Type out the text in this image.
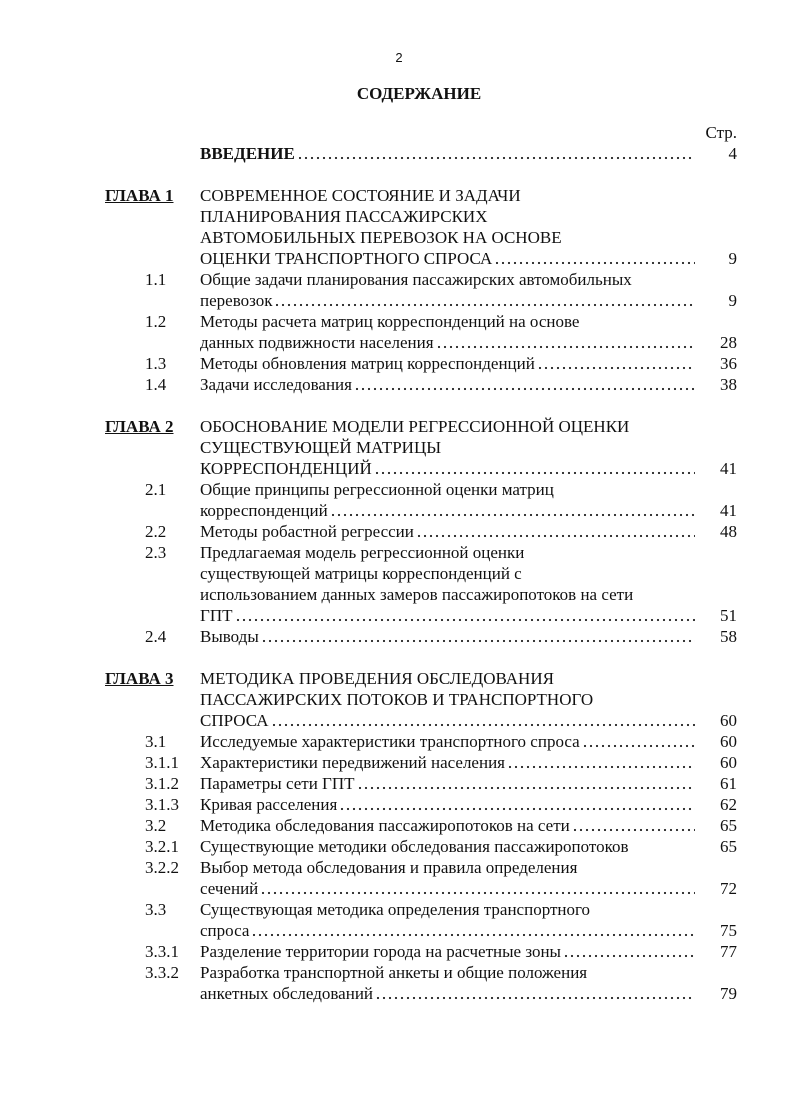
2
СОДЕРЖАНИЕ
Стр.
ВВЕДЕНИЕ	4
ГЛАВА 1	СОВРЕМЕННОЕ СОСТОЯНИЕ И ЗАДАЧИ
ПЛАНИРОВАНИЯ ПАССАЖИРСКИХ
АВТОМОБИЛЬНЫХ ПЕРЕВОЗОК НА ОСНОВЕ
ОЦЕНКИ ТРАНСПОРТНОГО СПРОСА	9
1.1	Общие задачи планирования пассажирских автомобильных
перевозок	9
1.2	Методы расчета матриц корреспонденций на основе
данных подвижности населения	28
1.3	Методы обновления матриц корреспонденций	36
1.4	Задачи исследования	38
ГЛАВА 2	ОБОСНОВАНИЕ МОДЕЛИ РЕГРЕССИОННОЙ ОЦЕНКИ
СУЩЕСТВУЮЩЕЙ МАТРИЦЫ
КОРРЕСПОНДЕНЦИЙ	41
2.1	Общие принципы регрессионной оценки матриц
корреспонденций	41
2.2	Методы робастной регрессии	48
2.3	Предлагаемая модель регрессионной оценки
существующей матрицы корреспонденций с
использованием данных замеров пассажиропотоков на сети
ГПТ	51
2.4	Выводы	58
ГЛАВА 3	МЕТОДИКА ПРОВЕДЕНИЯ ОБСЛЕДОВАНИЯ
ПАССАЖИРСКИХ ПОТОКОВ И ТРАНСПОРТНОГО
СПРОСА	60
3.1	Исследуемые характеристики транспортного спроса	60
3.1.1	Характеристики передвижений населения	60
3.1.2	Параметры сети ГПТ	61
3.1.3	Кривая расселения	62
3.2	Методика обследования пассажиропотоков на сети	65
3.2.1	Существующие методики обследования пассажиропотоков	65
3.2.2	Выбор метода обследования и правила определения
сечений	72
3.3	Существующая методика определения транспортного
спроса	75
3.3.1	Разделение территории города на расчетные зоны	77
3.3.2	Разработка транспортной анкеты и общие положения
анкетных обследований	79
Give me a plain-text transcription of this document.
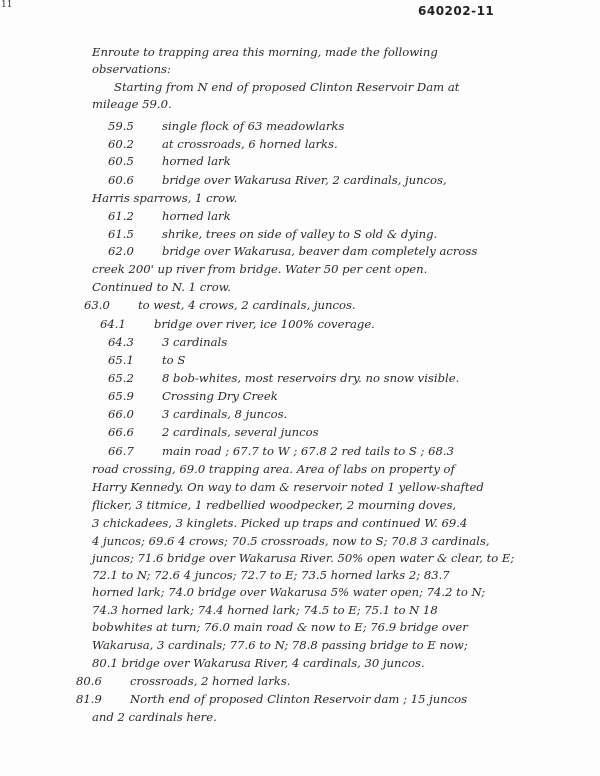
11	640202-11
Enroute to trapping area this morning, made the following
observations:
Starting from N end of proposed Clinton Reservoir Dam at
mileage 59.0.
59.5 single flock of 63 meadowlarks
60.2 at crossroads, 6 horned larks.
60.5 horned lark
60.6 bridge over Wakarusa River, 2 cardinals, juncos,
Harris sparrows, 1 crow.
61.2 horned lark
61.5 shrike, trees on side of valley to S old & dying.
62.0 bridge over Wakarusa, beaver dam completely across
creek 200' up river from bridge. Water 50 per cent open.
Continued to N. 1 crow.
63.0 to west, 4 crows, 2 cardinals, juncos.
64.1 bridge over river, ice 100% coverage.
64.3 3 cardinals
65.1 to S
65.2 8 bob-whites, most reservoirs dry. no snow visible.
65.9 Crossing Dry Creek
66.0 3 cardinals, 8 juncos.
66.6 2 cardinals, several juncos
66.7 main road ; 67.7 to W ; 67.8 2 red tails to S ; 68.3
road crossing, 69.0 trapping area. Area of labs on property of
Harry Kennedy. On way to dam & reservoir noted 1 yellow-shafted
flicker, 3 titmice, 1 redbellied woodpecker, 2 mourning doves,
3 chickadees, 3 kinglets. Picked up traps and continued W. 69.4
4 juncos; 69.6 4 crows; 70.5 crossroads, now to S; 70.8 3 cardinals,
juncos; 71.6 bridge over Wakarusa River. 50% open water & clear, to E;
72.1 to N; 72.6 4 juncos; 72.7 to E; 73.5 horned larks 2; 83.7
horned lark; 74.0 bridge over Wakarusa 5% water open; 74.2 to N;
74.3 horned lark; 74.4 horned lark; 74.5 to E; 75.1 to N 18
bobwhites at turn; 76.0 main road & now to E; 76.9 bridge over
Wakarusa, 3 cardinals; 77.6 to N; 78.8 passing bridge to E now;
80.1 bridge over Wakarusa River, 4 cardinals, 30 juncos.
80.6 crossroads, 2 horned larks.
81.9 North end of proposed Clinton Reservoir dam ; 15 juncos
and 2 cardinals here.
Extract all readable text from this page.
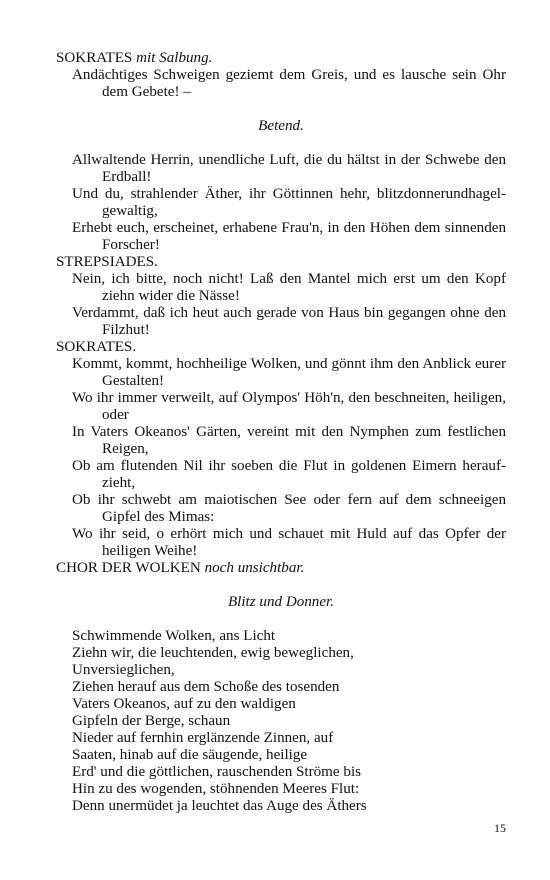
SOKRATES mit Salbung.
Andächtiges Schweigen geziemt dem Greis, und es lausche sein Ohr dem Gebete! –
Betend.
Allwaltende Herrin, unendliche Luft, die du hältst in der Schwebe den Erdball!
Und du, strahlender Äther, ihr Göttinnen hehr, blitzdonnerundhagelgewaltig,
Erhebt euch, erscheinet, erhabene Frau'n, in den Höhen dem sinnenden Forscher!
STREPSIADES.
Nein, ich bitte, noch nicht! Laß den Mantel mich erst um den Kopf ziehn wider die Nässe!
Verdammt, daß ich heut auch gerade von Haus bin gegangen ohne den Filzhut!
SOKRATES.
Kommt, kommt, hochheilige Wolken, und gönnt ihm den Anblick eurer Gestalten!
Wo ihr immer verweilt, auf Olympos' Höh'n, den beschneiten, heiligen, oder
In Vaters Okeanos' Gärten, vereint mit den Nymphen zum festlichen Reigen,
Ob am flutenden Nil ihr soeben die Flut in goldenen Eimern heraufzieht,
Ob ihr schwebt am maiotischen See oder fern auf dem schneeigen Gipfel des Mimas:
Wo ihr seid, o erhört mich und schauet mit Huld auf das Opfer der heiligen Weihe!
CHOR DER WOLKEN noch unsichtbar.
Blitz und Donner.
Schwimmende Wolken, ans Licht
Ziehn wir, die leuchtenden, ewig beweglichen,
Unversieglichen,
Ziehen herauf aus dem Schoße des tosenden
Vaters Okeanos, auf zu den waldigen
Gipfeln der Berge, schaun
Nieder auf fernhin erglänzende Zinnen, auf
Saaten, hinab auf die säugende, heilige
Erd' und die göttlichen, rauschenden Ströme bis
Hin zu des wogenden, stöhnenden Meeres Flut:
Denn unermüdet ja leuchtet das Auge des Äthers
15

_ _ _ _ _ _ _

* [EXERCISE INSTRUCTIONS]:
Extract all the data above exactly, excluding every picture.

* [REPLY]:
Type out the text in this image.
2
СОДЕРЖАНИЕ
Стр.
ВВЕДЕНИЕ	4
ГЛАВА 1	СОВРЕМЕННОЕ СОСТОЯНИЕ И ЗАДАЧИ
ПЛАНИРОВАНИЯ ПАССАЖИРСКИХ
АВТОМОБИЛЬНЫХ ПЕРЕВОЗОК НА ОСНОВЕ
ОЦЕНКИ ТРАНСПОРТНОГО СПРОСА	9
1.1	Общие задачи планирования пассажирских автомобильных
перевозок	9
1.2	Методы расчета матриц корреспонденций на основе
данных подвижности населения	28
1.3	Методы обновления матриц корреспонденций	36
1.4	Задачи исследования	38
ГЛАВА 2	ОБОСНОВАНИЕ МОДЕЛИ РЕГРЕССИОННОЙ ОЦЕНКИ
СУЩЕСТВУЮЩЕЙ МАТРИЦЫ
КОРРЕСПОНДЕНЦИЙ	41
2.1	Общие принципы регрессионной оценки матриц
корреспонденций	41
2.2	Методы робастной регрессии	48
2.3	Предлагаемая модель регрессионной оценки
существующей матрицы корреспонденций с
использованием данных замеров пассажиропотоков на сети
ГПТ	51
2.4	Выводы	58
ГЛАВА 3	МЕТОДИКА ПРОВЕДЕНИЯ ОБСЛЕДОВАНИЯ
ПАССАЖИРСКИХ ПОТОКОВ И ТРАНСПОРТНОГО
СПРОСА	60
3.1	Исследуемые характеристики транспортного спроса	60
3.1.1	Характеристики передвижений населения	60
3.1.2	Параметры сети ГПТ	61
3.1.3	Кривая расселения	62
3.2	Методика обследования пассажиропотоков на сети	65
3.2.1	Существующие методики обследования пассажиропотоков	65
3.2.2	Выбор метода обследования и правила определения
сечений	72
3.3	Существующая методика определения транспортного
спроса	75
3.3.1	Разделение территории города на расчетные зоны	77
3.3.2	Разработка транспортной анкеты и общие положения
анкетных обследований	79
Give me a plain-text transcription of this document.
11	640202-11
Enroute to trapping area this morning, made the following
observations:
Starting from N end of proposed Clinton Reservoir Dam at
mileage 59.0.
59.5 single flock of 63 meadowlarks
60.2 at crossroads, 6 horned larks.
60.5 horned lark
60.6 bridge over Wakarusa River, 2 cardinals, juncos,
Harris sparrows, 1 crow.
61.2 horned lark
61.5 shrike, trees on side of valley to S old & dying.
62.0 bridge over Wakarusa, beaver dam completely across
creek 200' up river from bridge. Water 50 per cent open.
Continued to N. 1 crow.
63.0 to west, 4 crows, 2 cardinals, juncos.
64.1 bridge over river, ice 100% coverage.
64.3 3 cardinals
65.1 to S
65.2 8 bob-whites, most reservoirs dry. no snow visible.
65.9 Crossing Dry Creek
66.0 3 cardinals, 8 juncos.
66.6 2 cardinals, several juncos
66.7 main road ; 67.7 to W ; 67.8 2 red tails to S ; 68.3
road crossing, 69.0 trapping area. Area of labs on property of
Harry Kennedy. On way to dam & reservoir noted 1 yellow-shafted
flicker, 3 titmice, 1 redbellied woodpecker, 2 mourning doves,
3 chickadees, 3 kinglets. Picked up traps and continued W. 69.4
4 juncos; 69.6 4 crows; 70.5 crossroads, now to S; 70.8 3 cardinals,
juncos; 71.6 bridge over Wakarusa River. 50% open water & clear, to E;
72.1 to N; 72.6 4 juncos; 72.7 to E; 73.5 horned larks 2; 83.7
horned lark; 74.0 bridge over Wakarusa 5% water open; 74.2 to N;
74.3 horned lark; 74.4 horned lark; 74.5 to E; 75.1 to N 18
bobwhites at turn; 76.0 main road & now to E; 76.9 bridge over
Wakarusa, 3 cardinals; 77.6 to N; 78.8 passing bridge to E now;
80.1 bridge over Wakarusa River, 4 cardinals, 30 juncos.
80.6 crossroads, 2 horned larks.
81.9 North end of proposed Clinton Reservoir dam ; 15 juncos
and 2 cardinals here.
Extract all readable text from this page.
SOKRATES mit Salbung.
Andächtiges Schweigen geziemt dem Greis, und es lausche sein Ohr dem Gebete! –
Betend.
Allwaltende Herrin, unendliche Luft, die du hältst in der Schwebe den Erdball!
Und du, strahlender Äther, ihr Göttinnen hehr, blitzdonnerundhagelgewaltig,
Erhebt euch, erscheinet, erhabene Frau'n, in den Höhen dem sinnenden Forscher!
STREPSIADES.
Nein, ich bitte, noch nicht! Laß den Mantel mich erst um den Kopf ziehn wider die Nässe!
Verdammt, daß ich heut auch gerade von Haus bin gegangen ohne den Filzhut!
SOKRATES.
Kommt, kommt, hochheilige Wolken, und gönnt ihm den Anblick eurer Gestalten!
Wo ihr immer verweilt, auf Olympos' Höh'n, den beschneiten, heiligen, oder
In Vaters Okeanos' Gärten, vereint mit den Nymphen zum festlichen Reigen,
Ob am flutenden Nil ihr soeben die Flut in goldenen Eimern heraufzieht,
Ob ihr schwebt am maiotischen See oder fern auf dem schneeigen Gipfel des Mimas:
Wo ihr seid, o erhört mich und schauet mit Huld auf das Opfer der heiligen Weihe!
CHOR DER WOLKEN noch unsichtbar.
Blitz und Donner.
Schwimmende Wolken, ans Licht
Ziehn wir, die leuchtenden, ewig beweglichen,
Unversieglichen,
Ziehen herauf aus dem Schoße des tosenden
Vaters Okeanos, auf zu den waldigen
Gipfeln der Berge, schaun
Nieder auf fernhin erglänzende Zinnen, auf
Saaten, hinab auf die säugende, heilige
Erd' und die göttlichen, rauschenden Ströme bis
Hin zu des wogenden, stöhnenden Meeres Flut:
Denn unermüdet ja leuchtet das Auge des Äthers
15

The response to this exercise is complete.